▼

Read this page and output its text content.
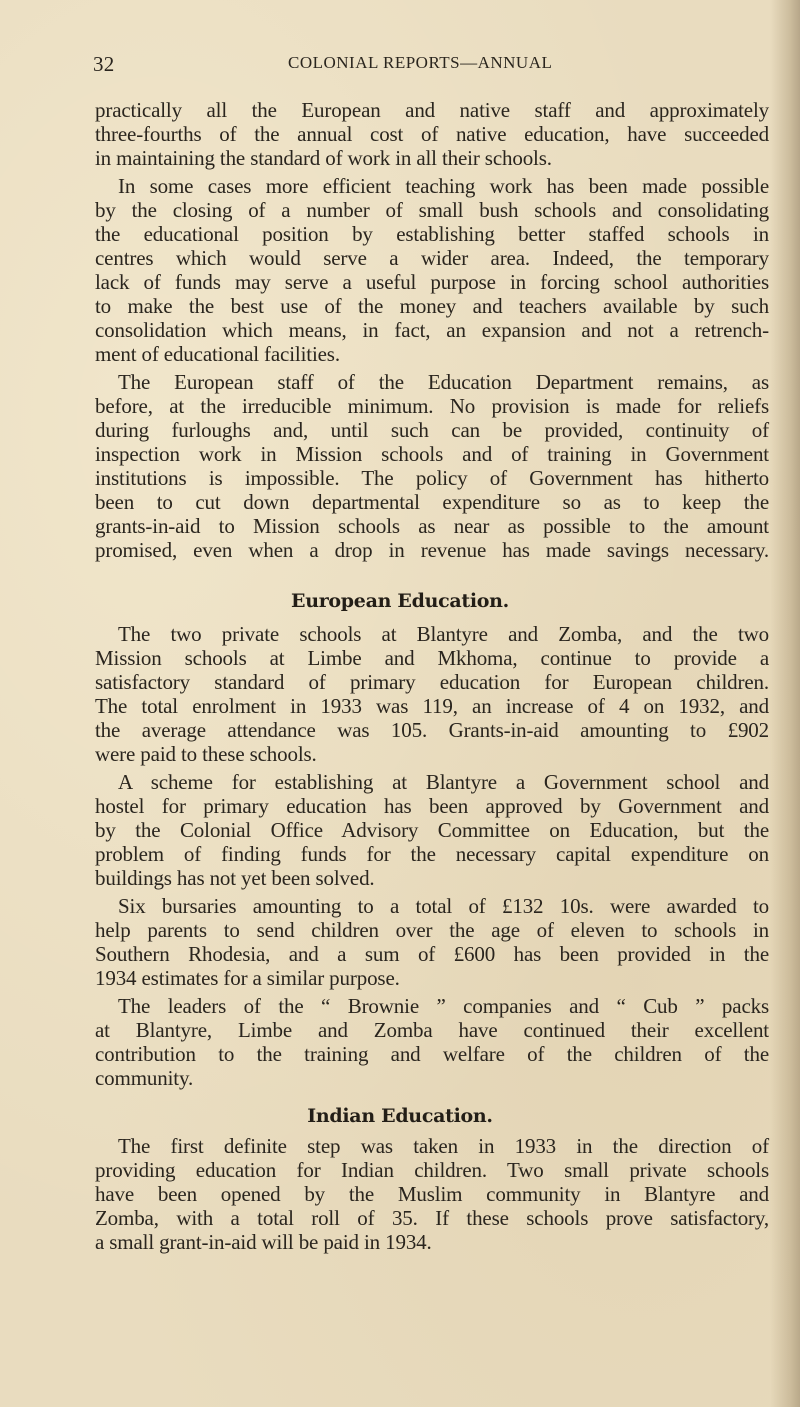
32	COLONIAL REPORTS—ANNUAL
practically all the European and native staff and approximately
three-fourths of the annual cost of native education, have succeeded
in maintaining the standard of work in all their schools.
In some cases more efficient teaching work has been made possible
by the closing of a number of small bush schools and consolidating
the educational position by establishing better staffed schools in
centres which would serve a wider area. Indeed, the temporary
lack of funds may serve a useful purpose in forcing school authorities
to make the best use of the money and teachers available by such
consolidation which means, in fact, an expansion and not a retrench-
ment of educational facilities.
The European staff of the Education Department remains, as
before, at the irreducible minimum. No provision is made for reliefs
during furloughs and, until such can be provided, continuity of
inspection work in Mission schools and of training in Government
institutions is impossible. The policy of Government has hitherto
been to cut down departmental expenditure so as to keep the
grants-in-aid to Mission schools as near as possible to the amount
promised, even when a drop in revenue has made savings necessary.
European Education.
The two private schools at Blantyre and Zomba, and the two
Mission schools at Limbe and Mkhoma, continue to provide a
satisfactory standard of primary education for European children.
The total enrolment in 1933 was 119, an increase of 4 on 1932, and
the average attendance was 105. Grants-in-aid amounting to £902
were paid to these schools.
A scheme for establishing at Blantyre a Government school and
hostel for primary education has been approved by Government and
by the Colonial Office Advisory Committee on Education, but the
problem of finding funds for the necessary capital expenditure on
buildings has not yet been solved.
Six bursaries amounting to a total of £132 10s. were awarded to
help parents to send children over the age of eleven to schools in
Southern Rhodesia, and a sum of £600 has been provided in the
1934 estimates for a similar purpose.
The leaders of the “ Brownie ” companies and “ Cub ” packs
at Blantyre, Limbe and Zomba have continued their excellent
contribution to the training and welfare of the children of the
community.
Indian Education.
The first definite step was taken in 1933 in the direction of
providing education for Indian children. Two small private schools
have been opened by the Muslim community in Blantyre and
Zomba, with a total roll of 35. If these schools prove satisfactory,
a small grant-in-aid will be paid in 1934.
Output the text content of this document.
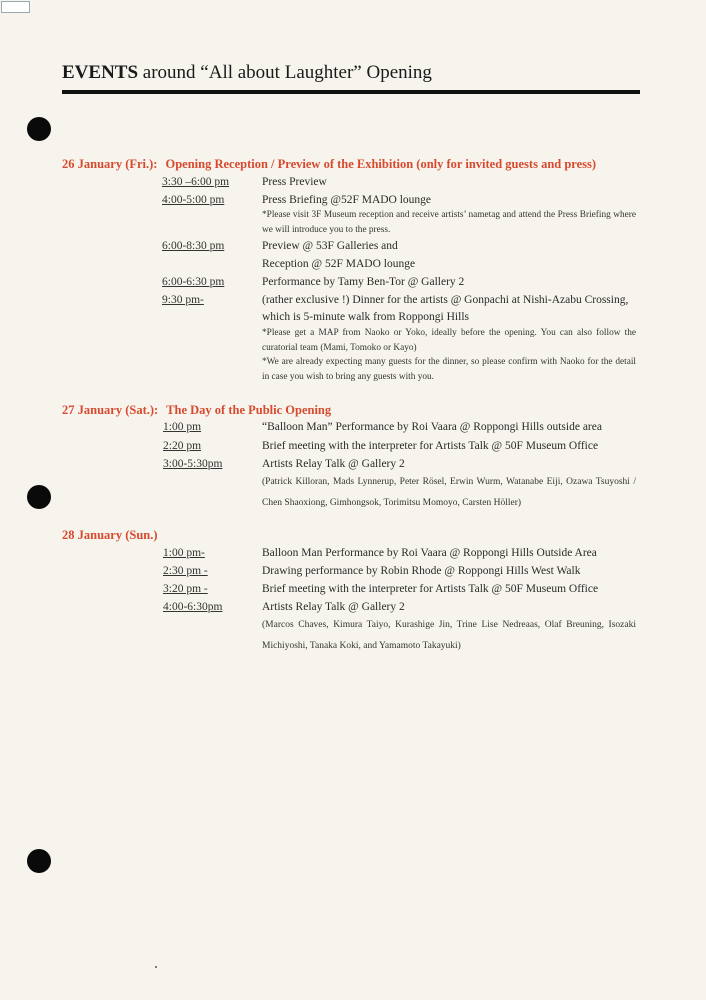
EVENTS around “All about Laughter” Opening
26 January (Fri.): Opening Reception / Preview of the Exhibition (only for invited guests and press)
3:30 –6:00 pm	Press Preview
4:00-5:00 pm	Press Briefing @52F MADO lounge
*Please visit 3F Museum reception and receive artists’ nametag and attend the Press Briefing where we will introduce you to the press.
6:00-8:30 pm	Preview @ 53F Galleries and
Reception @ 52F MADO lounge
6:00-6:30 pm	Performance by Tamy Ben-Tor @ Gallery 2
9:30 pm-	(rather exclusive !) Dinner for the artists @ Gonpachi at Nishi-Azabu Crossing,
which is 5-minute walk from Roppongi Hills
*Please get a MAP from Naoko or Yoko, ideally before the opening. You can also follow the curatorial team (Mami, Tomoko or Kayo)
*We are already expecting many guests for the dinner, so please confirm with Naoko for the detail in case you wish to bring any guests with you.
27 January (Sat.): The Day of the Public Opening
1:00 pm	“Balloon Man” Performance by Roi Vaara @ Roppongi Hills outside area
2:20 pm	Brief meeting with the interpreter for Artists Talk @ 50F Museum Office
3:00-5:30pm	Artists Relay Talk @ Gallery 2
(Patrick Killoran, Mads Lynnerup, Peter Rösel, Erwin Wurm, Watanabe Eiji, Ozawa Tsuyoshi / Chen Shaoxiong, Gimhongsok, Torimitsu Momoyo, Carsten Höller)
28 January (Sun.)
1:00 pm-	Balloon Man Performance by Roi Vaara @ Roppongi Hills Outside Area
2:30 pm -	Drawing performance by Robin Rhode @ Roppongi Hills West Walk
3:20 pm -	Brief meeting with the interpreter for Artists Talk @ 50F Museum Office
4:00-6:30pm	Artists Relay Talk @ Gallery 2
(Marcos Chaves, Kimura Taiyo, Kurashige Jin, Trine Lise Nedreaas, Olaf Breuning, Isozaki Michiyoshi, Tanaka Koki, and Yamamoto Takayuki)
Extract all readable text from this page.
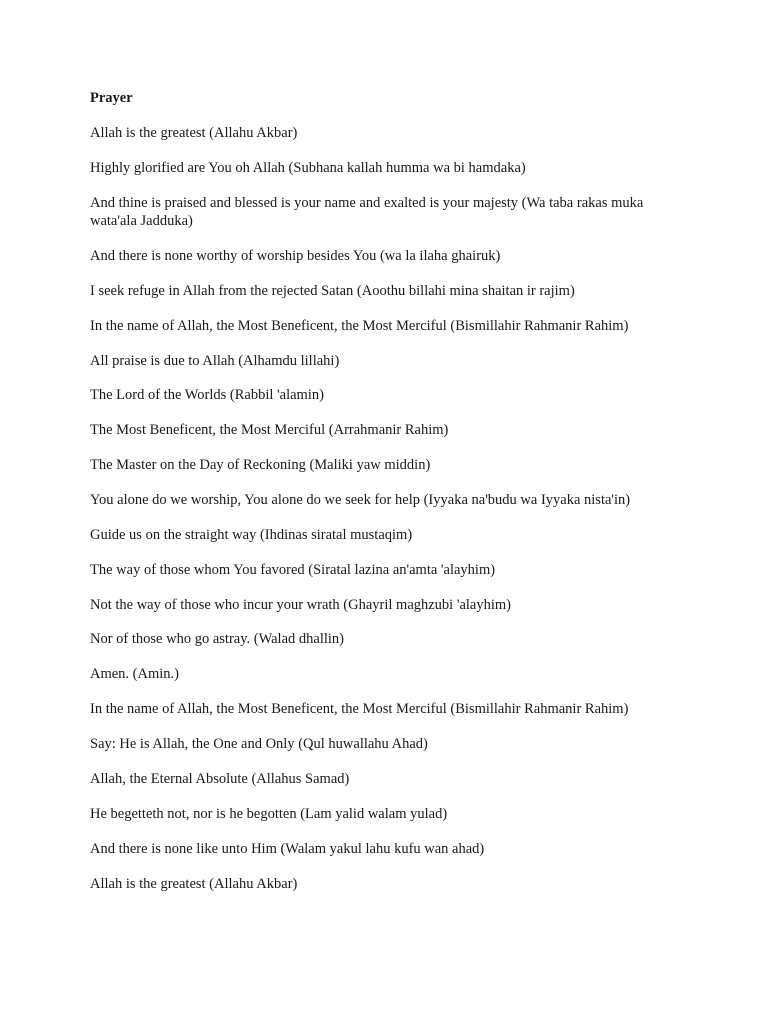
Prayer

Allah is the greatest (Allahu Akbar)

Highly glorified are You oh Allah (Subhana kallah humma wa bi hamdaka)

And thine is praised and blessed is your name and exalted is your majesty (Wa taba rakas muka wata'ala Jadduka)

And there is none worthy of worship besides You (wa la ilaha ghairuk)

I seek refuge in Allah from the rejected Satan (Aoothu billahi mina shaitan ir rajim)

In the name of Allah, the Most Beneficent, the Most Merciful (Bismillahir Rahmanir Rahim)

All praise is due to Allah (Alhamdu lillahi)

The Lord of the Worlds (Rabbil 'alamin)

The Most Beneficent, the Most Merciful (Arrahmanir Rahim)

The Master on the Day of Reckoning (Maliki yaw middin)

You alone do we worship, You alone do we seek for help (Iyyaka na'budu wa Iyyaka nista'in)

Guide us on the straight way (Ihdinas siratal mustaqim)

The way of those whom You favored (Siratal lazina an'amta 'alayhim)

Not the way of those who incur your wrath (Ghayril maghzubi 'alayhim)

Nor of those who go astray. (Walad dhallin)

Amen. (Amin.)

In the name of Allah, the Most Beneficent, the Most Merciful (Bismillahir Rahmanir Rahim)

Say: He is Allah, the One and Only (Qul huwallahu Ahad)

Allah, the Eternal Absolute (Allahus Samad)

He begetteth not, nor is he begotten (Lam yalid walam yulad)

And there is none like unto Him (Walam yakul lahu kufu wan ahad)

Allah is the greatest (Allahu Akbar)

▲

Written exercise: In the material above, find the lines that contain "Blantyre" and show them.

Response below:
The two private schools at Blantyre and Zomba, and the two
A scheme for establishing at Blantyre a Government school and
at Blantyre, Limbe and Zomba have continued their excellent
have been opened by the Muslim community in Blantyre and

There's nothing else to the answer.